Extract to read:
▶
3 - Barnes & Noble Nook HD+ (from £159)
We've given third place to the Nook HD by Barnes & Noble. The American bookseller may not be a household name in the UK, but its new 7in tablet is one of the very best on the market.
It's 1440 x 800 screen has the highest resolution of any small tablet (including the slightly larger iPad mini) and some smart features like multiple user accounts make the Nook HD a great product.
Using a heavily customised version of Android 4.0 (Ice Cream Sandwich), the Nook is powered by a dual-core 1.3GHz processor with 1GB of RAM.
Sadly, there is just 8GB of internal storage, of which a pitiful 5GB is available to the user, so you'll want to make use of the microSD card slot to expand that; with 32GB microSD cards costing around £15, giving the Nook HD plenty of storage won't cost much.
You can then fill your Nook with books, newspapers, magazines, music, video and apps - although Barnes & Noble's video store won't be open in the UK until the end of the year and there is no access to Google Play, instead, B&N has its own store with around 10,000 tablet-optimised apps to download.
Without Google Play, the Nook HD doesn't have access to as much content as the iPad or Nexus 7, but everything else is right up there with the best of them; and with its friendly, rounded appearance, soft plastics and multiple user accounts, the Nook is perhaps the perfect family tablet.
Read our full review of the Barnes & Noble Nook HD here.
4 - Amazon Kindle Fire HD (from £159)
The Kindle Fire brand made its UK debut this year, after testing the waters in America for 12 months, and brings with it a 7in HD screen, dual-core processor, and access to Amazon's enormous content catalogue through a bespoke, Android-based operating system.
◀
What this exercise asks:
1. List every kind of content that the tablet review says you can fill the Nook with.
2. Repeat the tablet review word for word from "It's 1440 x" up to and including "won't cost much.".

Record extracts:
▶
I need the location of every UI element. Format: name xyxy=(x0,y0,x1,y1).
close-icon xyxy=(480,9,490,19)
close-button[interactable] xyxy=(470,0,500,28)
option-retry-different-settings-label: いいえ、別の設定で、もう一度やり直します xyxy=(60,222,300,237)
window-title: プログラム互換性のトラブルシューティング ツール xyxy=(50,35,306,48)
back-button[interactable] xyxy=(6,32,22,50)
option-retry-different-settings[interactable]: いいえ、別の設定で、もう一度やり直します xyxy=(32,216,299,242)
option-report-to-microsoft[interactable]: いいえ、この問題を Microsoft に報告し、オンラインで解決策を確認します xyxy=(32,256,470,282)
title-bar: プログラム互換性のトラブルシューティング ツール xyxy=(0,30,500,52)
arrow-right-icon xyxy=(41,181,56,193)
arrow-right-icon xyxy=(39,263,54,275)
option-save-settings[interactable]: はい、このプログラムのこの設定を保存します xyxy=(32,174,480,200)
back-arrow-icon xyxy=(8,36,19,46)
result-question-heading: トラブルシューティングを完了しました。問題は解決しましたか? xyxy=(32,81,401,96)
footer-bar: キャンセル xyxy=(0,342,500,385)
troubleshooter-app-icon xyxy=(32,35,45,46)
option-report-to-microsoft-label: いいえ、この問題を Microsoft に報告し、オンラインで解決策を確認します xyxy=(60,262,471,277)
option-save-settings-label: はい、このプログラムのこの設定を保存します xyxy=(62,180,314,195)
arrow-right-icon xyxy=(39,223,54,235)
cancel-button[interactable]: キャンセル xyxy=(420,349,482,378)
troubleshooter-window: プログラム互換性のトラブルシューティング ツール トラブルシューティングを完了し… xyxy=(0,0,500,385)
◀
Answers for the exercise:
1. books, newspapers, magazines, music, video, apps

2.
It's 1440 x 800 screen has the highest resolution of any small tablet (including the slightly larger iPad mini) and some smart features like multiple user accounts make the Nook HD a great product.
Using a heavily customised version of Android 4.0 (Ice Cream Sandwich), the Nook is powered by a dual-core 1.3GHz processor with 1GB of RAM.
Sadly, there is just 8GB of internal storage, of which a pitiful 5GB is available to the user, so you'll want to make use of the microSD card slot to expand that; with 32GB microSD cards costing around £15, giving the Nook HD plenty of storage won't cost much.